■ **Task material**:

━━━━━━

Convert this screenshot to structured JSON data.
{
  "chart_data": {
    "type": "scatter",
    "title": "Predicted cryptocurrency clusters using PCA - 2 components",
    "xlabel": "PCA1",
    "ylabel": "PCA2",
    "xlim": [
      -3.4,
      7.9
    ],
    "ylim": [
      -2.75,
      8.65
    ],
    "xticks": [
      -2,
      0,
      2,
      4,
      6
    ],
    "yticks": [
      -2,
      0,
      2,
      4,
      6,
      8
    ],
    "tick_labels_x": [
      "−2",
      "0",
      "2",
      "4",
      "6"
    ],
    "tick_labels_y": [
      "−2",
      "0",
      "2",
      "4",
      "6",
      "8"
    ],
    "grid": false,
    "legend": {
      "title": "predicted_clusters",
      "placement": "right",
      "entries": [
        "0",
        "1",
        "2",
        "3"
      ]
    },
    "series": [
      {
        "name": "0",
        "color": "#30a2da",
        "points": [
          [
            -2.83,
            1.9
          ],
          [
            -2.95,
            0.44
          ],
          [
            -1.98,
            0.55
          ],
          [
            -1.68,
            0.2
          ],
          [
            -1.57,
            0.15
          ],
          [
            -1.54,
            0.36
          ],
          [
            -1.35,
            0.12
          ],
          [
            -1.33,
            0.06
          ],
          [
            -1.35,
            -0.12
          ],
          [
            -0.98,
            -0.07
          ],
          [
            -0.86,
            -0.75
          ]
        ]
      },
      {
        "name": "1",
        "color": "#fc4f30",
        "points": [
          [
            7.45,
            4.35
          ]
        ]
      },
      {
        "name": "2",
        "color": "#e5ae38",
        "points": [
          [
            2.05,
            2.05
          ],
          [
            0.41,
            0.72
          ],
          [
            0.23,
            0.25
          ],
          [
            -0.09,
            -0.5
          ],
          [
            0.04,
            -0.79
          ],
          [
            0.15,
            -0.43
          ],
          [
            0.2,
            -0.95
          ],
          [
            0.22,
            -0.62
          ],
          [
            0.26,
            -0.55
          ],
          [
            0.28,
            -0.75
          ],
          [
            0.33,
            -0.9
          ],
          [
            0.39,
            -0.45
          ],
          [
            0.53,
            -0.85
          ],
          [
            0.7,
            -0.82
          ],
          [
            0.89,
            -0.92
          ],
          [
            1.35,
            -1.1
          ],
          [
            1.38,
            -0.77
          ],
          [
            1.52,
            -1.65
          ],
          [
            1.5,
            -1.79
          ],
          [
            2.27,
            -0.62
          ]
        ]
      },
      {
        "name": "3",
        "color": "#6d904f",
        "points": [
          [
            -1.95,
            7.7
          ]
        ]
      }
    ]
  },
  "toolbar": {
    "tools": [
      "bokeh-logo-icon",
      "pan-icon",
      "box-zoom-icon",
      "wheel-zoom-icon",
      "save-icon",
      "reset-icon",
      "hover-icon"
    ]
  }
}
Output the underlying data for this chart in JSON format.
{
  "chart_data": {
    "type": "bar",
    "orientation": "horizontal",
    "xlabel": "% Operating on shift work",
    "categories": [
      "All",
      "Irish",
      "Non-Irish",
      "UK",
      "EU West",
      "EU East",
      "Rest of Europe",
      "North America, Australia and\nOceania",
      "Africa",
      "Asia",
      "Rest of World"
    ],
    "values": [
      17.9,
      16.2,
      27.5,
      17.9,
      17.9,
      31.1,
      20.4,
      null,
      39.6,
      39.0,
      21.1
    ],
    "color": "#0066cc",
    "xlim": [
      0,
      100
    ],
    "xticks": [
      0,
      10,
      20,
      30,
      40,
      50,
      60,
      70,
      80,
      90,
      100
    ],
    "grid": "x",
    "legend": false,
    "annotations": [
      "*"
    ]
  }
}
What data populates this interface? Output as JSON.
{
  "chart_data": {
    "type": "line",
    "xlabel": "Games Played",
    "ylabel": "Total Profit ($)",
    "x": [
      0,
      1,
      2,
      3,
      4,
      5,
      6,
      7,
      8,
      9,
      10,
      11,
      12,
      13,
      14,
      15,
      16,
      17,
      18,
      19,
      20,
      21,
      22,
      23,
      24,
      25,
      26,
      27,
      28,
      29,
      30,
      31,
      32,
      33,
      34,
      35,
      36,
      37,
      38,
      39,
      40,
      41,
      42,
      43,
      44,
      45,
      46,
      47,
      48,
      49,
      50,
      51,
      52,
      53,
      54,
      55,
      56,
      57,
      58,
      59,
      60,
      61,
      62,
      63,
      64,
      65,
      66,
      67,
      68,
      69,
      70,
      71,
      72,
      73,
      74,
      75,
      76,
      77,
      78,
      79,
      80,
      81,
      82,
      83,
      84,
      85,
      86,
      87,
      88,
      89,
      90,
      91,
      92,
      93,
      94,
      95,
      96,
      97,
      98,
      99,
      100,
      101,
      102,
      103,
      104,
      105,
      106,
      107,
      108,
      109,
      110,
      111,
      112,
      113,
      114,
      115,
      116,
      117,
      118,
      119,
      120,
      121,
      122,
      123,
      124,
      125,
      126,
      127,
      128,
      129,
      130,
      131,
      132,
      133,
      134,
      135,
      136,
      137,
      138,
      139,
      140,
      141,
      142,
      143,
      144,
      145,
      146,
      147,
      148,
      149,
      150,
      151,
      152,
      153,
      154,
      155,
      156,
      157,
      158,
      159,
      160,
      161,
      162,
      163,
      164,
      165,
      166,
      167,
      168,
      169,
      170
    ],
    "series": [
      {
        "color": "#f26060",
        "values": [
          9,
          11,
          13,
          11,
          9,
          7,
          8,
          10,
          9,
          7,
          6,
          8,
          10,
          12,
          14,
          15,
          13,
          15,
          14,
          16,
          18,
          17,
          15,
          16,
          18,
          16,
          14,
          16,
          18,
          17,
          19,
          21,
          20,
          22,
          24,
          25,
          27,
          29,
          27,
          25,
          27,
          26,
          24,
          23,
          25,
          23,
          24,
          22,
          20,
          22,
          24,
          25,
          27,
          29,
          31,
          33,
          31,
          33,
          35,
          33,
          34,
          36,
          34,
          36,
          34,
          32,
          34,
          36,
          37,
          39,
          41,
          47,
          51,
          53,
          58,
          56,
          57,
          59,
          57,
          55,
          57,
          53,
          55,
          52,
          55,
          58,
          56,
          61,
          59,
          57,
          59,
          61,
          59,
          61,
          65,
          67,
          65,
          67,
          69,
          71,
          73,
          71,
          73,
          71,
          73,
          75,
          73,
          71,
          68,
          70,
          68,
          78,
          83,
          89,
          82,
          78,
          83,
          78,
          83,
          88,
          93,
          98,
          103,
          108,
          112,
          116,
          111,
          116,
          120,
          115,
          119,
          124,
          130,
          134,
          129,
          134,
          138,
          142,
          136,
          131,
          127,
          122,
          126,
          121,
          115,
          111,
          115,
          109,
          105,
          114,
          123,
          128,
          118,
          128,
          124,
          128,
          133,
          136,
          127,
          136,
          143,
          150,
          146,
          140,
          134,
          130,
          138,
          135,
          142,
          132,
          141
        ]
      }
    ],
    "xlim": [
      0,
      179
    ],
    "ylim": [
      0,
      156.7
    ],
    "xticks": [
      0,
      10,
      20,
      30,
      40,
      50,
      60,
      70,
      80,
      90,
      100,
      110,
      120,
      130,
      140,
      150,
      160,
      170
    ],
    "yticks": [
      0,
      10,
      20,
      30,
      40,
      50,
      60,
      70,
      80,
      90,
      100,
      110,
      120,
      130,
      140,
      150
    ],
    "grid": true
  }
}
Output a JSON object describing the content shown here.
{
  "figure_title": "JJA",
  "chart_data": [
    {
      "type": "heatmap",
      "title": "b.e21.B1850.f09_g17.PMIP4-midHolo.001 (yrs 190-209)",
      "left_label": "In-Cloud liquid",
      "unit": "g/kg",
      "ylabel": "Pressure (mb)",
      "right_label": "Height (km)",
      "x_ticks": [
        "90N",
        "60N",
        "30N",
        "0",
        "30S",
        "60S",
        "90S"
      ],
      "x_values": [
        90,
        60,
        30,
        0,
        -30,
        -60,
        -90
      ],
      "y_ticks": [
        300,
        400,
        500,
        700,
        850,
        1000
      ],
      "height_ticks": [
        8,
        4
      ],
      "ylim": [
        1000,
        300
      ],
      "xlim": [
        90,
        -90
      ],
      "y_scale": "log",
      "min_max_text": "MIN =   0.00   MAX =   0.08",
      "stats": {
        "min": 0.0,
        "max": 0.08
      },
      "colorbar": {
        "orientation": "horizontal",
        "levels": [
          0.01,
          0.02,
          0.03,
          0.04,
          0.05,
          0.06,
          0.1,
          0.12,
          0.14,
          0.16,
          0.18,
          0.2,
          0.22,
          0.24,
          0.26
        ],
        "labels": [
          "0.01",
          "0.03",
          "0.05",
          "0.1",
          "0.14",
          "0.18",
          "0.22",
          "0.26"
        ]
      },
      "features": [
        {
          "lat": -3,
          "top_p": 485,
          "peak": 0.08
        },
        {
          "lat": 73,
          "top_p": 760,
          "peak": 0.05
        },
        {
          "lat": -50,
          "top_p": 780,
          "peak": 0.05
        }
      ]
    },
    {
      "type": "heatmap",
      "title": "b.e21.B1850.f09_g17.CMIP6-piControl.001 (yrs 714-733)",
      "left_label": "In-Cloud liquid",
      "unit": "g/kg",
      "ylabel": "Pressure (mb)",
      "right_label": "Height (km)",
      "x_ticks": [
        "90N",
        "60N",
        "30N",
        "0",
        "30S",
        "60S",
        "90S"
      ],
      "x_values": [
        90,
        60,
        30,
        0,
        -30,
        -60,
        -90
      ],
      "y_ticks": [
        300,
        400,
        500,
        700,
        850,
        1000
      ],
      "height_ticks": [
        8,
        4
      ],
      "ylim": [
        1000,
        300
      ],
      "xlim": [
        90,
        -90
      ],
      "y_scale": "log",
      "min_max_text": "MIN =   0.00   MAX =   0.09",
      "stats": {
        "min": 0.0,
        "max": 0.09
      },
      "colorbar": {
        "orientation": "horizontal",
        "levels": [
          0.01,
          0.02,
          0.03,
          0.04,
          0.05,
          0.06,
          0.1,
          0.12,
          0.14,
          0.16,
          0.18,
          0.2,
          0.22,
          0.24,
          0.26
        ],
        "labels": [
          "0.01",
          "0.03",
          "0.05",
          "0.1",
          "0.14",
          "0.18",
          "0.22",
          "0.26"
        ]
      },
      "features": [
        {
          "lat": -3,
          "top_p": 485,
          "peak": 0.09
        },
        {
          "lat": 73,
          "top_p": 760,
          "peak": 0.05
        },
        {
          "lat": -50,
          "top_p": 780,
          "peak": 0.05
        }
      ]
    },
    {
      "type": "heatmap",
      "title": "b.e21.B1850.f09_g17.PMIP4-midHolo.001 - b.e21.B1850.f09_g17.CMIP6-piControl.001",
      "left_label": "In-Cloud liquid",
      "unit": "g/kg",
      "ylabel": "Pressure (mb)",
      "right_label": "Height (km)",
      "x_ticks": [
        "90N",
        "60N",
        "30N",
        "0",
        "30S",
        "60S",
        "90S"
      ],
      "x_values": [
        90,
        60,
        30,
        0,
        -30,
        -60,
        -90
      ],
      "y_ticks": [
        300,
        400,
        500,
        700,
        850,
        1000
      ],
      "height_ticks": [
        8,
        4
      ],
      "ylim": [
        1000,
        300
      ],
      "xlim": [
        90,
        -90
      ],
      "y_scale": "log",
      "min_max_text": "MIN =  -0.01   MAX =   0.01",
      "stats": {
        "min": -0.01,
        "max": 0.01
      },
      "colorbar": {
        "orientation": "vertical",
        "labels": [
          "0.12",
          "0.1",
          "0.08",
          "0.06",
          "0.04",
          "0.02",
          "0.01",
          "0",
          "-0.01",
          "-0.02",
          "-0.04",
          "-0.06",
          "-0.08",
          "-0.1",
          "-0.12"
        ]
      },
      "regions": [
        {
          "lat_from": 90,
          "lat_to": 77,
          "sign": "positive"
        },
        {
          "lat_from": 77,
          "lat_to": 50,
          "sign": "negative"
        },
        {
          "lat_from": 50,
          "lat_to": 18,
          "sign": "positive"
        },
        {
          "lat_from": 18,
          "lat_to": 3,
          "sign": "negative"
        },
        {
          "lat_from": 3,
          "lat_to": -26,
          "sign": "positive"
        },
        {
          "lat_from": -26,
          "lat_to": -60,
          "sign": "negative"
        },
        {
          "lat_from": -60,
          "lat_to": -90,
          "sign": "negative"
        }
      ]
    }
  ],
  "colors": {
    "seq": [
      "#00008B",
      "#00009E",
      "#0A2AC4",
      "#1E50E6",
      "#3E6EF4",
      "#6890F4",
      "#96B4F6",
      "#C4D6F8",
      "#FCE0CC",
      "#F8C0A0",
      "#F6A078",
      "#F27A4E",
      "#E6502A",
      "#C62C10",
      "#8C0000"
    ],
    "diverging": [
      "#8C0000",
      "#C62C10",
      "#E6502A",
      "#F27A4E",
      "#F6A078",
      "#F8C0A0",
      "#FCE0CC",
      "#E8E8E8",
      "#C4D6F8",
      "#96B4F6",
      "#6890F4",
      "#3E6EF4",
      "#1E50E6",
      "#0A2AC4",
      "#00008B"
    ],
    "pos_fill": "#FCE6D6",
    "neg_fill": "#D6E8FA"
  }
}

━━━━━━

■ **Task goal**: In the records above, find the lines containing "Output" and copy them.

■ **Solution below**:
Output the underlying data for this chart in JSON format.
What data populates this interface? Output as JSON.
Output a JSON object describing the content shown here.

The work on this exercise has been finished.